--- Items ---

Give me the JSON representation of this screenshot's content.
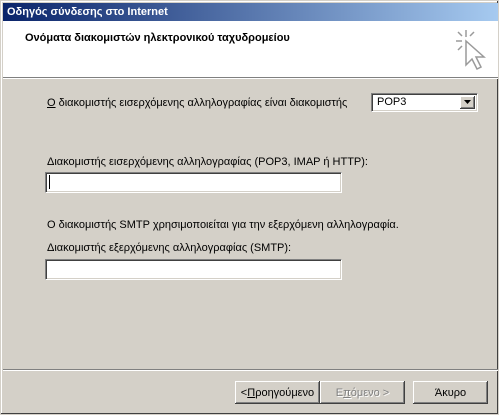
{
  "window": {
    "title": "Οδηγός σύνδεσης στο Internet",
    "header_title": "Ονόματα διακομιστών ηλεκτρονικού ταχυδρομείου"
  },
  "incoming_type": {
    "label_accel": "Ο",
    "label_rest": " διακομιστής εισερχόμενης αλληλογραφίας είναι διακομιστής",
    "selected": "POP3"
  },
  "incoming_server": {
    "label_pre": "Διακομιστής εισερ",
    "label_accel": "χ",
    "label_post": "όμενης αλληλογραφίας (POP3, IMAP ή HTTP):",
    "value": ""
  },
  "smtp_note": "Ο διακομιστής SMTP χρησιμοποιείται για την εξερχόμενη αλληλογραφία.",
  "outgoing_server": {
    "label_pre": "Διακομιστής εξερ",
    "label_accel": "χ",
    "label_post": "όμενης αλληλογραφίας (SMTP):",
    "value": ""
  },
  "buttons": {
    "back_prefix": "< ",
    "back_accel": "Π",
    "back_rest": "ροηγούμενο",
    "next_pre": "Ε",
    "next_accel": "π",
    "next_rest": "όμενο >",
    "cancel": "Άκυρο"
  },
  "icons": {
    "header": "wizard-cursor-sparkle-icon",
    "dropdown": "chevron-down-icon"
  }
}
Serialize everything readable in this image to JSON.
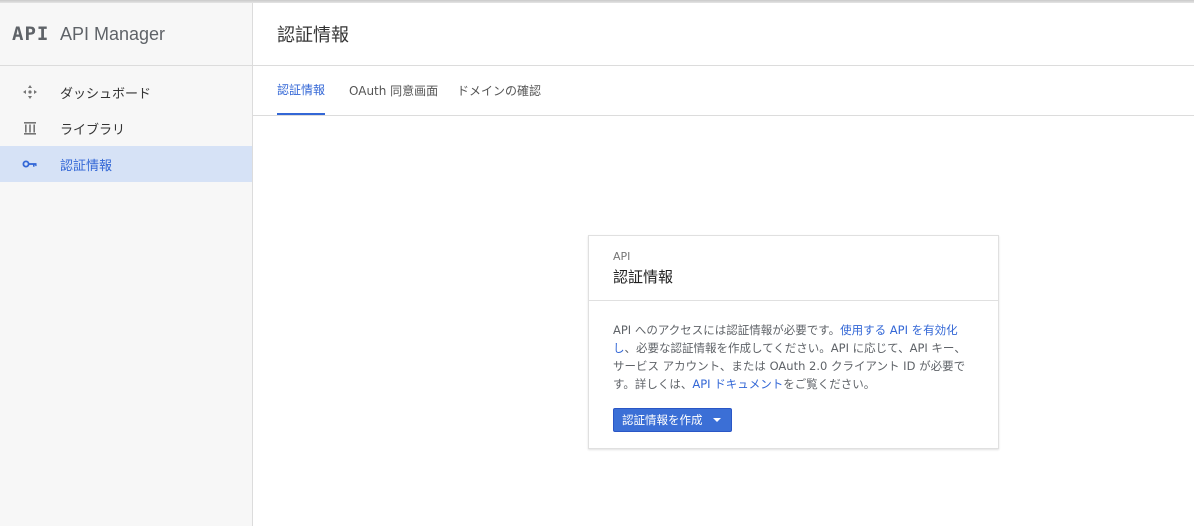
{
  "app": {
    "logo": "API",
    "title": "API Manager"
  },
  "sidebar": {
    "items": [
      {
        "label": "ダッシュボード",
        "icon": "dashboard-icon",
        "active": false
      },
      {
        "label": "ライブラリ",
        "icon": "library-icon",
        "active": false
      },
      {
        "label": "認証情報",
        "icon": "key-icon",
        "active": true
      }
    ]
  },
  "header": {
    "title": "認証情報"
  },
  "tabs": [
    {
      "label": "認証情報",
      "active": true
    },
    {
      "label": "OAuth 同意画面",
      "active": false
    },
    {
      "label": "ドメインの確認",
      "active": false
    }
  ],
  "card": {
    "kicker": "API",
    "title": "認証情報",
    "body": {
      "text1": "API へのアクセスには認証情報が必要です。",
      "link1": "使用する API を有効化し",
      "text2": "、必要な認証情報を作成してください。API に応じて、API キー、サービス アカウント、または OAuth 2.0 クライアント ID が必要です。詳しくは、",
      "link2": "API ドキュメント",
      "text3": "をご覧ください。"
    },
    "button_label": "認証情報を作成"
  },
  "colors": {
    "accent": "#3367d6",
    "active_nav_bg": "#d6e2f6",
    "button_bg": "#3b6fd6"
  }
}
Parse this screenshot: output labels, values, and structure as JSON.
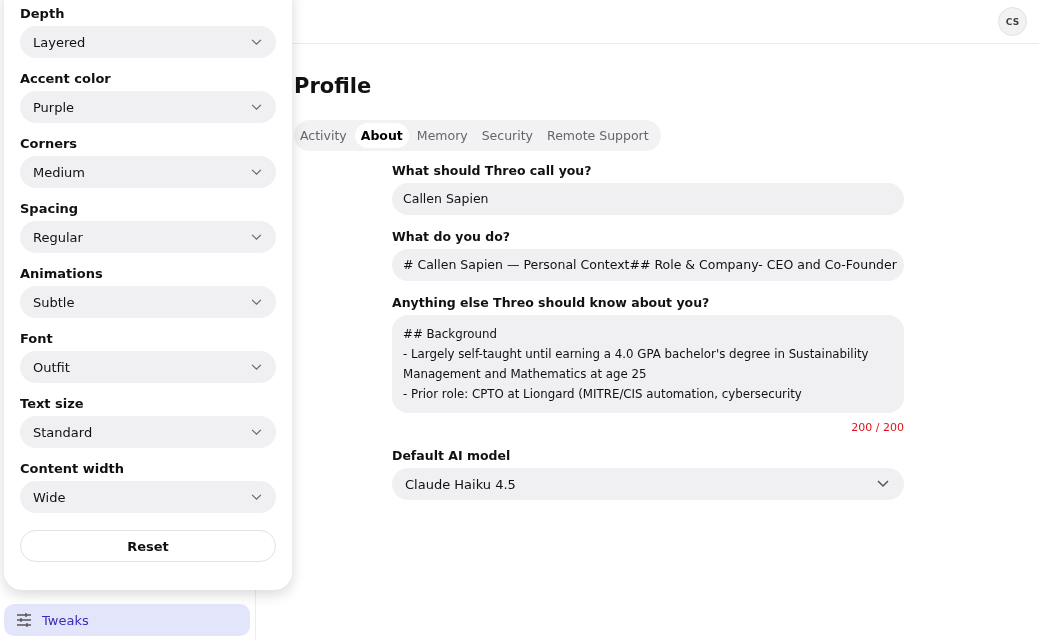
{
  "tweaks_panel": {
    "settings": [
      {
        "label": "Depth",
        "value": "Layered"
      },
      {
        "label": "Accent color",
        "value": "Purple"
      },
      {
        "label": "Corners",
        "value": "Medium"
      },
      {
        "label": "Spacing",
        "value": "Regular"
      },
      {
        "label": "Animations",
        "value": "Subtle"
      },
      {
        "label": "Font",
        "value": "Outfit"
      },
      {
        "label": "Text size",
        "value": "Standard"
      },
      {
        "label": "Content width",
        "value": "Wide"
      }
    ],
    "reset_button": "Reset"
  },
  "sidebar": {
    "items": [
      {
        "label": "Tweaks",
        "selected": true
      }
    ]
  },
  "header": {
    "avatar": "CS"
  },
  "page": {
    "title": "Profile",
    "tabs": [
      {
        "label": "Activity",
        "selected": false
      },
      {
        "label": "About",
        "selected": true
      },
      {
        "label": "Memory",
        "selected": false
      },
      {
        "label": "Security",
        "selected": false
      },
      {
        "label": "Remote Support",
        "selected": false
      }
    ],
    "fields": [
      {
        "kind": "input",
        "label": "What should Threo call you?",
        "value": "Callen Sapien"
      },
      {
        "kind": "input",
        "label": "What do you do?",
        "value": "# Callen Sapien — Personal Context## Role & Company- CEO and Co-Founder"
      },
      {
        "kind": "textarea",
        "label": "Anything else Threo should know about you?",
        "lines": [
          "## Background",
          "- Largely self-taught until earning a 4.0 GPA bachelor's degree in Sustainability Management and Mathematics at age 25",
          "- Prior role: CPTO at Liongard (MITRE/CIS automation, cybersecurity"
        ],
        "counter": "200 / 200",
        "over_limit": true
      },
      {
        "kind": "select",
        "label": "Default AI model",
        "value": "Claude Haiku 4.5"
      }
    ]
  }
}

---

** Required task **
Write out each line again precisely as it appears, skipping every picture.

** Solution **
Give me the JSON representation of this screenshot's content.
{
  "window": {
    "title": "Οδηγός σύνδεσης στο Internet",
    "header_title": "Ονόματα διακομιστών ηλεκτρονικού ταχυδρομείου"
  },
  "incoming_type": {
    "label_accel": "Ο",
    "label_rest": " διακομιστής εισερχόμενης αλληλογραφίας είναι διακομιστής",
    "selected": "POP3"
  },
  "incoming_server": {
    "label_pre": "Διακομιστής εισερ",
    "label_accel": "χ",
    "label_post": "όμενης αλληλογραφίας (POP3, IMAP ή HTTP):",
    "value": ""
  },
  "smtp_note": "Ο διακομιστής SMTP χρησιμοποιείται για την εξερχόμενη αλληλογραφία.",
  "outgoing_server": {
    "label_pre": "Διακομιστής εξερ",
    "label_accel": "χ",
    "label_post": "όμενης αλληλογραφίας (SMTP):",
    "value": ""
  },
  "buttons": {
    "back_prefix": "< ",
    "back_accel": "Π",
    "back_rest": "ροηγούμενο",
    "next_pre": "Ε",
    "next_accel": "π",
    "next_rest": "όμενο >",
    "cancel": "Άκυρο"
  },
  "icons": {
    "header": "wizard-cursor-sparkle-icon",
    "dropdown": "chevron-down-icon"
  }
}
Serialize everything readable in this image to JSON.
{
  "app": {
    "logo": "API",
    "title": "API Manager"
  },
  "sidebar": {
    "items": [
      {
        "label": "ダッシュボード",
        "icon": "dashboard-icon",
        "active": false
      },
      {
        "label": "ライブラリ",
        "icon": "library-icon",
        "active": false
      },
      {
        "label": "認証情報",
        "icon": "key-icon",
        "active": true
      }
    ]
  },
  "header": {
    "title": "認証情報"
  },
  "tabs": [
    {
      "label": "認証情報",
      "active": true
    },
    {
      "label": "OAuth 同意画面",
      "active": false
    },
    {
      "label": "ドメインの確認",
      "active": false
    }
  ],
  "card": {
    "kicker": "API",
    "title": "認証情報",
    "body": {
      "text1": "API へのアクセスには認証情報が必要です。",
      "link1": "使用する API を有効化し",
      "text2": "、必要な認証情報を作成してください。API に応じて、API キー、サービス アカウント、または OAuth 2.0 クライアント ID が必要です。詳しくは、",
      "link2": "API ドキュメント",
      "text3": "をご覧ください。"
    },
    "button_label": "認証情報を作成"
  },
  "colors": {
    "accent": "#3367d6",
    "active_nav_bg": "#d6e2f6",
    "button_bg": "#3b6fd6"
  }
}
Parse this screenshot: output labels, values, and structure as JSON.
{
  "tweaks_panel": {
    "settings": [
      {
        "label": "Depth",
        "value": "Layered"
      },
      {
        "label": "Accent color",
        "value": "Purple"
      },
      {
        "label": "Corners",
        "value": "Medium"
      },
      {
        "label": "Spacing",
        "value": "Regular"
      },
      {
        "label": "Animations",
        "value": "Subtle"
      },
      {
        "label": "Font",
        "value": "Outfit"
      },
      {
        "label": "Text size",
        "value": "Standard"
      },
      {
        "label": "Content width",
        "value": "Wide"
      }
    ],
    "reset_button": "Reset"
  },
  "sidebar": {
    "items": [
      {
        "label": "Tweaks",
        "selected": true
      }
    ]
  },
  "header": {
    "avatar": "CS"
  },
  "page": {
    "title": "Profile",
    "tabs": [
      {
        "label": "Activity",
        "selected": false
      },
      {
        "label": "About",
        "selected": true
      },
      {
        "label": "Memory",
        "selected": false
      },
      {
        "label": "Security",
        "selected": false
      },
      {
        "label": "Remote Support",
        "selected": false
      }
    ],
    "fields": [
      {
        "kind": "input",
        "label": "What should Threo call you?",
        "value": "Callen Sapien"
      },
      {
        "kind": "input",
        "label": "What do you do?",
        "value": "# Callen Sapien — Personal Context## Role & Company- CEO and Co-Founder"
      },
      {
        "kind": "textarea",
        "label": "Anything else Threo should know about you?",
        "lines": [
          "## Background",
          "- Largely self-taught until earning a 4.0 GPA bachelor's degree in Sustainability Management and Mathematics at age 25",
          "- Prior role: CPTO at Liongard (MITRE/CIS automation, cybersecurity"
        ],
        "counter": "200 / 200",
        "over_limit": true
      },
      {
        "kind": "select",
        "label": "Default AI model",
        "value": "Claude Haiku 4.5"
      }
    ]
  }
}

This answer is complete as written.